## Start Records to process
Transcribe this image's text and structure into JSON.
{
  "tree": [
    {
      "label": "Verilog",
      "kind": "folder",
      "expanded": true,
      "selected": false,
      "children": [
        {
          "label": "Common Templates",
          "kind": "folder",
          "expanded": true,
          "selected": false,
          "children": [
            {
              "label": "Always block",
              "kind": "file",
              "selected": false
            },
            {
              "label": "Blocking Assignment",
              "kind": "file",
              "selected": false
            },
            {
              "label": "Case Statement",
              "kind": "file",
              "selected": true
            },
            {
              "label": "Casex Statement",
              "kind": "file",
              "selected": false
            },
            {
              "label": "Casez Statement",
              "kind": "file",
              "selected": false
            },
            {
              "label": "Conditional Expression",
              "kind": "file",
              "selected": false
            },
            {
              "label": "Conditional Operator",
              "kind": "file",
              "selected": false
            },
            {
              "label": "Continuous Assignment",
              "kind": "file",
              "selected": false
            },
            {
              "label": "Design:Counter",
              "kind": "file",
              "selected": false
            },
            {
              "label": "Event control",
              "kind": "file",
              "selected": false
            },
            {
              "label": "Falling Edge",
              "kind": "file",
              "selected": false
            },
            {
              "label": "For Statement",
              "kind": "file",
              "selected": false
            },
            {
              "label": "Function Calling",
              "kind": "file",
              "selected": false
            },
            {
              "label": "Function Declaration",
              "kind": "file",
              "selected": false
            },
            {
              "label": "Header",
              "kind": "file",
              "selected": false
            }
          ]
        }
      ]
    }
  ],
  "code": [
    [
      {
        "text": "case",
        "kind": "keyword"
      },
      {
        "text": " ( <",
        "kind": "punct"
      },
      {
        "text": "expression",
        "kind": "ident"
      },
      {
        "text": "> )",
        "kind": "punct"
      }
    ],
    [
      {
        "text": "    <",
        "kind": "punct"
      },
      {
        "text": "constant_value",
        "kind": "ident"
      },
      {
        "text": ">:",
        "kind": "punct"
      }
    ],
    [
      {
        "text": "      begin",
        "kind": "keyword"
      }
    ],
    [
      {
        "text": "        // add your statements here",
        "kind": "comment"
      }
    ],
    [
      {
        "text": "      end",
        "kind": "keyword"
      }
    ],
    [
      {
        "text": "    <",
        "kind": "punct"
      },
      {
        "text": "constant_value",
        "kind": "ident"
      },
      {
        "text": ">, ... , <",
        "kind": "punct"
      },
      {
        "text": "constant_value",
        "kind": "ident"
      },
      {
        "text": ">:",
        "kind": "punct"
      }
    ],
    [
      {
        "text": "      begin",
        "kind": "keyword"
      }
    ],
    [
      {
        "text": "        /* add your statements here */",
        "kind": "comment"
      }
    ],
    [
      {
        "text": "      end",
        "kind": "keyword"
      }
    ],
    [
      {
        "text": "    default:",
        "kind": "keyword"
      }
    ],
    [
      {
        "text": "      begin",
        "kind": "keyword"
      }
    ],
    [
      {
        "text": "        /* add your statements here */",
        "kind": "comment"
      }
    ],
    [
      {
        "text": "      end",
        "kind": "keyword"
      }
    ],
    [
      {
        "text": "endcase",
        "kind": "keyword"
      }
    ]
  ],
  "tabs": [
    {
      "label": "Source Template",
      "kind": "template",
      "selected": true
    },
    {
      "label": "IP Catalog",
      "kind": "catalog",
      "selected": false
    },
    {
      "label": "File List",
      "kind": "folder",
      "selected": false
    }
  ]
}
## End Records to process
## Stated task
Every record above should be copied exactly.

## Complete output
Transcribe this image's text and structure into JSON.
{
  "tree": [
    {
      "label": "Verilog",
      "kind": "folder",
      "expanded": true,
      "selected": false,
      "children": [
        {
          "label": "Common Templates",
          "kind": "folder",
          "expanded": true,
          "selected": false,
          "children": [
            {
              "label": "Always block",
              "kind": "file",
              "selected": false
            },
            {
              "label": "Blocking Assignment",
              "kind": "file",
              "selected": false
            },
            {
              "label": "Case Statement",
              "kind": "file",
              "selected": true
            },
            {
              "label": "Casex Statement",
              "kind": "file",
              "selected": false
            },
            {
              "label": "Casez Statement",
              "kind": "file",
              "selected": false
            },
            {
              "label": "Conditional Expression",
              "kind": "file",
              "selected": false
            },
            {
              "label": "Conditional Operator",
              "kind": "file",
              "selected": false
            },
            {
              "label": "Continuous Assignment",
              "kind": "file",
              "selected": false
            },
            {
              "label": "Design:Counter",
              "kind": "file",
              "selected": false
            },
            {
              "label": "Event control",
              "kind": "file",
              "selected": false
            },
            {
              "label": "Falling Edge",
              "kind": "file",
              "selected": false
            },
            {
              "label": "For Statement",
              "kind": "file",
              "selected": false
            },
            {
              "label": "Function Calling",
              "kind": "file",
              "selected": false
            },
            {
              "label": "Function Declaration",
              "kind": "file",
              "selected": false
            },
            {
              "label": "Header",
              "kind": "file",
              "selected": false
            }
          ]
        }
      ]
    }
  ],
  "code": [
    [
      {
        "text": "case",
        "kind": "keyword"
      },
      {
        "text": " ( <",
        "kind": "punct"
      },
      {
        "text": "expression",
        "kind": "ident"
      },
      {
        "text": "> )",
        "kind": "punct"
      }
    ],
    [
      {
        "text": "    <",
        "kind": "punct"
      },
      {
        "text": "constant_value",
        "kind": "ident"
      },
      {
        "text": ">:",
        "kind": "punct"
      }
    ],
    [
      {
        "text": "      begin",
        "kind": "keyword"
      }
    ],
    [
      {
        "text": "        // add your statements here",
        "kind": "comment"
      }
    ],
    [
      {
        "text": "      end",
        "kind": "keyword"
      }
    ],
    [
      {
        "text": "    <",
        "kind": "punct"
      },
      {
        "text": "constant_value",
        "kind": "ident"
      },
      {
        "text": ">, ... , <",
        "kind": "punct"
      },
      {
        "text": "constant_value",
        "kind": "ident"
      },
      {
        "text": ">:",
        "kind": "punct"
      }
    ],
    [
      {
        "text": "      begin",
        "kind": "keyword"
      }
    ],
    [
      {
        "text": "        /* add your statements here */",
        "kind": "comment"
      }
    ],
    [
      {
        "text": "      end",
        "kind": "keyword"
      }
    ],
    [
      {
        "text": "    default:",
        "kind": "keyword"
      }
    ],
    [
      {
        "text": "      begin",
        "kind": "keyword"
      }
    ],
    [
      {
        "text": "        /* add your statements here */",
        "kind": "comment"
      }
    ],
    [
      {
        "text": "      end",
        "kind": "keyword"
      }
    ],
    [
      {
        "text": "endcase",
        "kind": "keyword"
      }
    ]
  ],
  "tabs": [
    {
      "label": "Source Template",
      "kind": "template",
      "selected": true
    },
    {
      "label": "IP Catalog",
      "kind": "catalog",
      "selected": false
    },
    {
      "label": "File List",
      "kind": "folder",
      "selected": false
    }
  ]
}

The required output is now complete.